» ITEMS:
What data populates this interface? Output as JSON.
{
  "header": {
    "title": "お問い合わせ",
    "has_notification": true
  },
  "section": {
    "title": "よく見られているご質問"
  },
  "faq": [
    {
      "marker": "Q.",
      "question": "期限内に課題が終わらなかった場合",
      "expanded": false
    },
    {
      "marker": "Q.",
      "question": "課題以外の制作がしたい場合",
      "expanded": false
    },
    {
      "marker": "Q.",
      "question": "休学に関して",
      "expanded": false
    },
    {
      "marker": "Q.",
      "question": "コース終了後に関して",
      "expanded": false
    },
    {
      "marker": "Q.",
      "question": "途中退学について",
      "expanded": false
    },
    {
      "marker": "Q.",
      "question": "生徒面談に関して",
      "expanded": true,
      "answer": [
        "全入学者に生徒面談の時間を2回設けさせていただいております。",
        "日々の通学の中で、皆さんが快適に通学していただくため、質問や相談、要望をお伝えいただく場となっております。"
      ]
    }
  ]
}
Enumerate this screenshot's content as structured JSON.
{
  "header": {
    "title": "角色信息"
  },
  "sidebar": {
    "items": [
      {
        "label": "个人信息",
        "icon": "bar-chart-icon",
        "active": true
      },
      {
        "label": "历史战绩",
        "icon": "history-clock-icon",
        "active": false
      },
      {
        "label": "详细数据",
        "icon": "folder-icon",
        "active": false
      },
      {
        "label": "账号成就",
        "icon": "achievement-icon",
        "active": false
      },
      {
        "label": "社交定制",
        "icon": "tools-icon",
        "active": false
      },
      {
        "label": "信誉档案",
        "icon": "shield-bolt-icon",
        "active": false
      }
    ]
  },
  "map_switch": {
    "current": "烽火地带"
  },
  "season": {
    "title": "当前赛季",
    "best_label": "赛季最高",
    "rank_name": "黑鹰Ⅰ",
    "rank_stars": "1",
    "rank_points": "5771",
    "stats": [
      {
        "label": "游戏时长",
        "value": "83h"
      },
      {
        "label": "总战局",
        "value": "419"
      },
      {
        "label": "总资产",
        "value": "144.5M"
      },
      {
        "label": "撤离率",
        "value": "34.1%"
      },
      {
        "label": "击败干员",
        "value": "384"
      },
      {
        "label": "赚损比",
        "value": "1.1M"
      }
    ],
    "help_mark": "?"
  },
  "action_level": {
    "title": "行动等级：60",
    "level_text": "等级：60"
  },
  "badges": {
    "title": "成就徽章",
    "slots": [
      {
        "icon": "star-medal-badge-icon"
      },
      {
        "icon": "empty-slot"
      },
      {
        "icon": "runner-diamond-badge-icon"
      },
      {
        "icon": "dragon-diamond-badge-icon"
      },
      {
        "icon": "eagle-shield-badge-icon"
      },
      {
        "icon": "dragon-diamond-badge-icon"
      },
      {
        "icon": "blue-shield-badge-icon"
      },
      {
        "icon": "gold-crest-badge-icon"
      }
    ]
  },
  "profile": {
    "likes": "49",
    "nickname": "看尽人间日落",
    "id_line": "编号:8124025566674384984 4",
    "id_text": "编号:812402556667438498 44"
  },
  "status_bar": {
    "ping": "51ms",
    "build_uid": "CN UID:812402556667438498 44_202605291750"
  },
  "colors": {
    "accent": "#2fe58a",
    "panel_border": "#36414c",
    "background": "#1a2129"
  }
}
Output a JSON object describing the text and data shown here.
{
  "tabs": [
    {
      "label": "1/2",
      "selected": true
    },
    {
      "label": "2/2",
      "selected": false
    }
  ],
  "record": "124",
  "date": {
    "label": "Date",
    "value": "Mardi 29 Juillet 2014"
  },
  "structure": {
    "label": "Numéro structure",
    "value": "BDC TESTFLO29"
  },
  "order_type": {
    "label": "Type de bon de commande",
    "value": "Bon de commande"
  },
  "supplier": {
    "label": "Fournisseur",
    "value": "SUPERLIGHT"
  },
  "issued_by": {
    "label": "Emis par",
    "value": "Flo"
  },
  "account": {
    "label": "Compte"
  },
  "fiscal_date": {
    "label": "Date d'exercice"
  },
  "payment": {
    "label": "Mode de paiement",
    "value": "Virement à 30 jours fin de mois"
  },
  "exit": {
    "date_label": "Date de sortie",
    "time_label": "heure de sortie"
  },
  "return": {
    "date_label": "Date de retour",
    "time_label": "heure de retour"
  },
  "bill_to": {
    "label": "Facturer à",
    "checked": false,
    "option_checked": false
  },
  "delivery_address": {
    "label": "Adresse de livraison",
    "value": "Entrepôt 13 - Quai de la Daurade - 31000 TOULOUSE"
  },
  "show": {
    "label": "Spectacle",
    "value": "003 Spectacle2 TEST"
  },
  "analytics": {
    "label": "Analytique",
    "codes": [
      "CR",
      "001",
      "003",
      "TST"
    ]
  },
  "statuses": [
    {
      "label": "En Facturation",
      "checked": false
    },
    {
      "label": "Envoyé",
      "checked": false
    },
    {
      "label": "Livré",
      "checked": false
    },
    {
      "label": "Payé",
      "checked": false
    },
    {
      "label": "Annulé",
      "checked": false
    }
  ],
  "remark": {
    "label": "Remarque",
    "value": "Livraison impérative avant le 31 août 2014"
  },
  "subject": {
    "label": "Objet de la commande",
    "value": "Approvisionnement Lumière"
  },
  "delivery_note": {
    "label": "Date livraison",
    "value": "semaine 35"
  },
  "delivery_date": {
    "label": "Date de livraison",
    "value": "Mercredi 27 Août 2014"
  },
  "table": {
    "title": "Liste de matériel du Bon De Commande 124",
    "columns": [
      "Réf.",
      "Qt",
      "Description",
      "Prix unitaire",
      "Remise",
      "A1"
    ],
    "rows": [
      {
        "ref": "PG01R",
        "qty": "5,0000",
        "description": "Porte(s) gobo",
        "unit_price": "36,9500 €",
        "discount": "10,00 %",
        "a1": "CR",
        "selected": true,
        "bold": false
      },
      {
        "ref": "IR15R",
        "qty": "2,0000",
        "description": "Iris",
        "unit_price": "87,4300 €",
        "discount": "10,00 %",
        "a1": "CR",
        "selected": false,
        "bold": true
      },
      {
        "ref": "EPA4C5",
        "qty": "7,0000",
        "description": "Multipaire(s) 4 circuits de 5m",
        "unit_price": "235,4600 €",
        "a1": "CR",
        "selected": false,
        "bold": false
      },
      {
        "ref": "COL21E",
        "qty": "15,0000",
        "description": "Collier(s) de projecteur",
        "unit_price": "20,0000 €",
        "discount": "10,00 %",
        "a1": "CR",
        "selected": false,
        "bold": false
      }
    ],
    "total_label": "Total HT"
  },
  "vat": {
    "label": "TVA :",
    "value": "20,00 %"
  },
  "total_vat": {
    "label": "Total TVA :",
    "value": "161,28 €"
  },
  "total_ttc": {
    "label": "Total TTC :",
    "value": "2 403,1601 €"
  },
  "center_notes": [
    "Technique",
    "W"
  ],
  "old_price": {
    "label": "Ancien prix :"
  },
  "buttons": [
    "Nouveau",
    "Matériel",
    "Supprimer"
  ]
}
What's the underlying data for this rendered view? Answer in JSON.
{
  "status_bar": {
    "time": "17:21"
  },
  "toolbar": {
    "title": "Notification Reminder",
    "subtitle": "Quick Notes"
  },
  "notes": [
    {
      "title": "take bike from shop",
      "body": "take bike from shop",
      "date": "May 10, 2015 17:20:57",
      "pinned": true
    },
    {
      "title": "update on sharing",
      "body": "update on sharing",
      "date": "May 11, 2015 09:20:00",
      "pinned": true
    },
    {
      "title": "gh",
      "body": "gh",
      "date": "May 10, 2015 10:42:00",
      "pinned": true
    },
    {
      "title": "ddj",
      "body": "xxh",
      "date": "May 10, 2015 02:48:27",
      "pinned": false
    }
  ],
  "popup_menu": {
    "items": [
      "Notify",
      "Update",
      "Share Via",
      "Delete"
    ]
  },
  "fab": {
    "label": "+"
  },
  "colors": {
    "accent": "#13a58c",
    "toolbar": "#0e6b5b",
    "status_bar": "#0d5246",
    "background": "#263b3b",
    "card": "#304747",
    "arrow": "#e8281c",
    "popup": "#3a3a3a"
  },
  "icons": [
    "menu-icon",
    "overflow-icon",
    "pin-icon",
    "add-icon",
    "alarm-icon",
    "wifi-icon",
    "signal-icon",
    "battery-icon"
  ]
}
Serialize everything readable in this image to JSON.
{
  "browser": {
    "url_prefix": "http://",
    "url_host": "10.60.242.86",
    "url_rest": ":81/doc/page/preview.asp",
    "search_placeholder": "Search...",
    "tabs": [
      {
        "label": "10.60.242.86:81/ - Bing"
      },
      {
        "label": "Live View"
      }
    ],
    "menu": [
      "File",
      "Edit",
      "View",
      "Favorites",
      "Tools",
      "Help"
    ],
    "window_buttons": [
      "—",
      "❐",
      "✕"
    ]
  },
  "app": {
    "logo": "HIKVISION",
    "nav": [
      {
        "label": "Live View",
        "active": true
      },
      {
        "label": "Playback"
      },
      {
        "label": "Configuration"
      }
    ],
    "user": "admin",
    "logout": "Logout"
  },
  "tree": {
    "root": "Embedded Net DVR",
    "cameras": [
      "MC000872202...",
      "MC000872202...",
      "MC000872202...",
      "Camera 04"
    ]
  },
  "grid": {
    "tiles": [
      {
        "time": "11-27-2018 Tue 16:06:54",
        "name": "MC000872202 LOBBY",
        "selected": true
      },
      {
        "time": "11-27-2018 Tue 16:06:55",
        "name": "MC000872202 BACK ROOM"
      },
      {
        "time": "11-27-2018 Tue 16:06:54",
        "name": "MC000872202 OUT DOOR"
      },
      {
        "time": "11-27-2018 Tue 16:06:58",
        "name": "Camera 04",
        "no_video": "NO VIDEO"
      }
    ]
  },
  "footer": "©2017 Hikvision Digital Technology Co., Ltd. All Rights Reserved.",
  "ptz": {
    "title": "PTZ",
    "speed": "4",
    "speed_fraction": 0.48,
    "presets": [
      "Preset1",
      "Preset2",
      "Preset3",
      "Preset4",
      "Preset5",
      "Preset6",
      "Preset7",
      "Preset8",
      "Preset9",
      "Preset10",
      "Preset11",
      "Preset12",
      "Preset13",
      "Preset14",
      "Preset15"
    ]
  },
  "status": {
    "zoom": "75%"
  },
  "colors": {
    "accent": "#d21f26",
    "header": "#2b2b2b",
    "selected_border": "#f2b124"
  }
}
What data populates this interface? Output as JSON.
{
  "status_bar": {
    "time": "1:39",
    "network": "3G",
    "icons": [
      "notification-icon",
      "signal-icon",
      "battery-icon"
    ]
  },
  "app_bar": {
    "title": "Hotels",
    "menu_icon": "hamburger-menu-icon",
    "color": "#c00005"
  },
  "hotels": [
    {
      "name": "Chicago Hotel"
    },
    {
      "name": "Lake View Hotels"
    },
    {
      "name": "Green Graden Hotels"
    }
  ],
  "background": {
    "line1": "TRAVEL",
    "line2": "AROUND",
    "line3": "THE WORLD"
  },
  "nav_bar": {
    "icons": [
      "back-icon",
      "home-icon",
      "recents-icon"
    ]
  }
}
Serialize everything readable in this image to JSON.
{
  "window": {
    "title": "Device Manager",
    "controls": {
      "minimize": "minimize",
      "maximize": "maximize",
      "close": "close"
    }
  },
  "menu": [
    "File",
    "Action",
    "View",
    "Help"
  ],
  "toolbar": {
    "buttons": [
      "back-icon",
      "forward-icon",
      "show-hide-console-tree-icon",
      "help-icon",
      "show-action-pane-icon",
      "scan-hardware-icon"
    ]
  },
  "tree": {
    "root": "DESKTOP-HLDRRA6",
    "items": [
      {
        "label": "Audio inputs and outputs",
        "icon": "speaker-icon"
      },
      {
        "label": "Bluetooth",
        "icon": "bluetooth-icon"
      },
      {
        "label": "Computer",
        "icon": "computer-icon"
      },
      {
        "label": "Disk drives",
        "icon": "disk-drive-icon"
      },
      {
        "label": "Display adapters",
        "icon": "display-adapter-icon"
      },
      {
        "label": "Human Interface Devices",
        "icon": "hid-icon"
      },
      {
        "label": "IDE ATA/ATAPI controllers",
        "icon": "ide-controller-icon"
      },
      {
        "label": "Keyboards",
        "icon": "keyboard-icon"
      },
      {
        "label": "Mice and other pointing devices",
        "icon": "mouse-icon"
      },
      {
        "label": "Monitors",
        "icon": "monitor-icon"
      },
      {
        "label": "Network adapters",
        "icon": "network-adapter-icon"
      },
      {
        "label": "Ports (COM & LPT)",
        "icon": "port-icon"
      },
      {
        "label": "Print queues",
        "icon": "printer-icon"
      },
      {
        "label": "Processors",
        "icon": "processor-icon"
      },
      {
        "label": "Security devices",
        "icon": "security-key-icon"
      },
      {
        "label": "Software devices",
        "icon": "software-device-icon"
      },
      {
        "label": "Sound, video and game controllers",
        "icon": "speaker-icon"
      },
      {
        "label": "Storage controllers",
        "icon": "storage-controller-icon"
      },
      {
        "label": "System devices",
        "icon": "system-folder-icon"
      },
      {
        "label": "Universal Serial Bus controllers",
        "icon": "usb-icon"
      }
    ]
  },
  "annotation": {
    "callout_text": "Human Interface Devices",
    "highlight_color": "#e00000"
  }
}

» THE TASK:
In the lines above, locate the string "from". Copy every line where it occurs.

» COMPLETED TASK:
      "title": "take bike from shop",
      "body": "take bike from shop",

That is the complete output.